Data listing
** begin **

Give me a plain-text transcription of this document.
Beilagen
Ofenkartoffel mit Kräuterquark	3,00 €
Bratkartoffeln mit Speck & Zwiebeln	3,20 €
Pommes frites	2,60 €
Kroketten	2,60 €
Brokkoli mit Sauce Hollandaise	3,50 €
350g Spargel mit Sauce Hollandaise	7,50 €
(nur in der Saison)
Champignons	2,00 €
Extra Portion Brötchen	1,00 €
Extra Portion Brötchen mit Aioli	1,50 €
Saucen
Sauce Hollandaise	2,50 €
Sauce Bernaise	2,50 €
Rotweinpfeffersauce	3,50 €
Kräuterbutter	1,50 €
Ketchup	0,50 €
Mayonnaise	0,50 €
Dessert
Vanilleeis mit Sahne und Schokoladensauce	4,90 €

** end **

GIVEN EXERCISE
Take the entries above and transcribe them exactly.

TASK RESULT
Give me a plain-text transcription of this document.
Beilagen
Ofenkartoffel mit Kräuterquark	3,00 €
Bratkartoffeln mit Speck & Zwiebeln	3,20 €
Pommes frites	2,60 €
Kroketten	2,60 €
Brokkoli mit Sauce Hollandaise	3,50 €
350g Spargel mit Sauce Hollandaise	7,50 €
(nur in der Saison)
Champignons	2,00 €
Extra Portion Brötchen	1,00 €
Extra Portion Brötchen mit Aioli	1,50 €
Saucen
Sauce Hollandaise	2,50 €
Sauce Bernaise	2,50 €
Rotweinpfeffersauce	3,50 €
Kräuterbutter	1,50 €
Ketchup	0,50 €
Mayonnaise	0,50 €
Dessert
Vanilleeis mit Sahne und Schokoladensauce	4,90 €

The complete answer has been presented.